◆ GIVEN INSTRUCTION
Can you transcribe every line exactly and leave the pictures behind?

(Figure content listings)
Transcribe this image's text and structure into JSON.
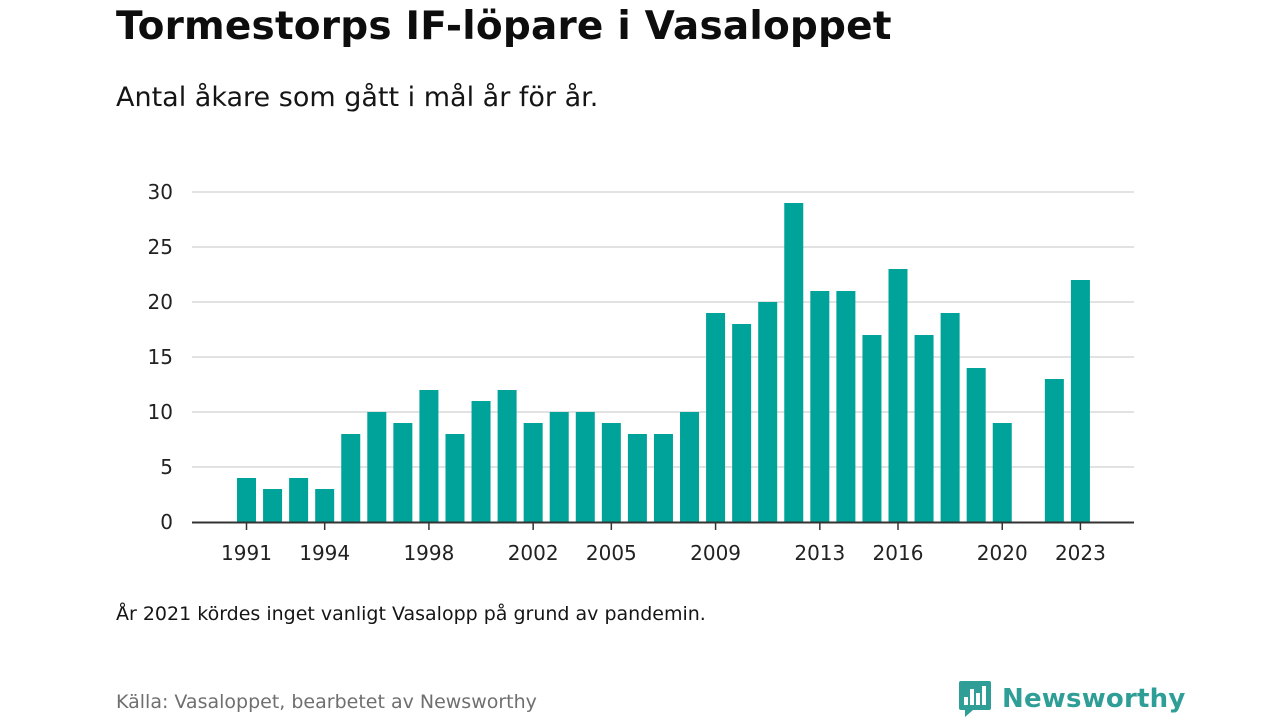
{
  "title": "Tormestorps IF-löpare i Vasaloppet",
  "subtitle": "Antal åkare som gått i mål år för år.",
  "note": "År 2021 kördes inget vanligt Vasalopp på grund av pandemin.",
  "source": "Källa: Vasaloppet, bearbetet av Newsworthy",
  "brand": "Newsworthy",
  "colors": {
    "bar": "#00a39a",
    "grid": "#d9d9d9",
    "axis": "#333333",
    "brand": "#2f9e96"
  },
  "icons": {
    "brand_logo": "bar-chart-speech-bubble-icon"
  },
  "chart_data": {
    "type": "bar",
    "categories": [
      1991,
      1992,
      1993,
      1994,
      1995,
      1996,
      1997,
      1998,
      1999,
      2000,
      2001,
      2002,
      2003,
      2004,
      2005,
      2006,
      2007,
      2008,
      2009,
      2010,
      2011,
      2012,
      2013,
      2014,
      2015,
      2016,
      2017,
      2018,
      2019,
      2020,
      2021,
      2022,
      2023
    ],
    "values": [
      4,
      3,
      4,
      3,
      8,
      10,
      9,
      12,
      8,
      11,
      12,
      9,
      10,
      10,
      9,
      8,
      8,
      10,
      19,
      18,
      20,
      29,
      21,
      21,
      17,
      23,
      17,
      19,
      14,
      9,
      null,
      13,
      22
    ],
    "x_tick_labels": [
      "1991",
      "1994",
      "1998",
      "2002",
      "2005",
      "2009",
      "2013",
      "2016",
      "2020",
      "2023"
    ],
    "y_ticks": [
      0,
      5,
      10,
      15,
      20,
      25,
      30
    ],
    "ylim": [
      0,
      30
    ],
    "xlabel": "",
    "ylabel": "",
    "grid": true,
    "legend": "none"
  }
}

◆ SOLVED PROBLEM
Transcribe this image's text and structure into JSON.
{
  "title": "Tormestorps IF-löpare i Vasaloppet",
  "subtitle": "Antal åkare som gått i mål år för år.",
  "note": "År 2021 kördes inget vanligt Vasalopp på grund av pandemin.",
  "source": "Källa: Vasaloppet, bearbetet av Newsworthy",
  "brand": "Newsworthy",
  "colors": {
    "bar": "#00a39a",
    "grid": "#d9d9d9",
    "axis": "#333333",
    "brand": "#2f9e96"
  },
  "icons": {
    "brand_logo": "bar-chart-speech-bubble-icon"
  },
  "chart_data": {
    "type": "bar",
    "categories": [
      1991,
      1992,
      1993,
      1994,
      1995,
      1996,
      1997,
      1998,
      1999,
      2000,
      2001,
      2002,
      2003,
      2004,
      2005,
      2006,
      2007,
      2008,
      2009,
      2010,
      2011,
      2012,
      2013,
      2014,
      2015,
      2016,
      2017,
      2018,
      2019,
      2020,
      2021,
      2022,
      2023
    ],
    "values": [
      4,
      3,
      4,
      3,
      8,
      10,
      9,
      12,
      8,
      11,
      12,
      9,
      10,
      10,
      9,
      8,
      8,
      10,
      19,
      18,
      20,
      29,
      21,
      21,
      17,
      23,
      17,
      19,
      14,
      9,
      null,
      13,
      22
    ],
    "x_tick_labels": [
      "1991",
      "1994",
      "1998",
      "2002",
      "2005",
      "2009",
      "2013",
      "2016",
      "2020",
      "2023"
    ],
    "y_ticks": [
      0,
      5,
      10,
      15,
      20,
      25,
      30
    ],
    "ylim": [
      0,
      30
    ],
    "xlabel": "",
    "ylabel": "",
    "grid": true,
    "legend": "none"
  }
}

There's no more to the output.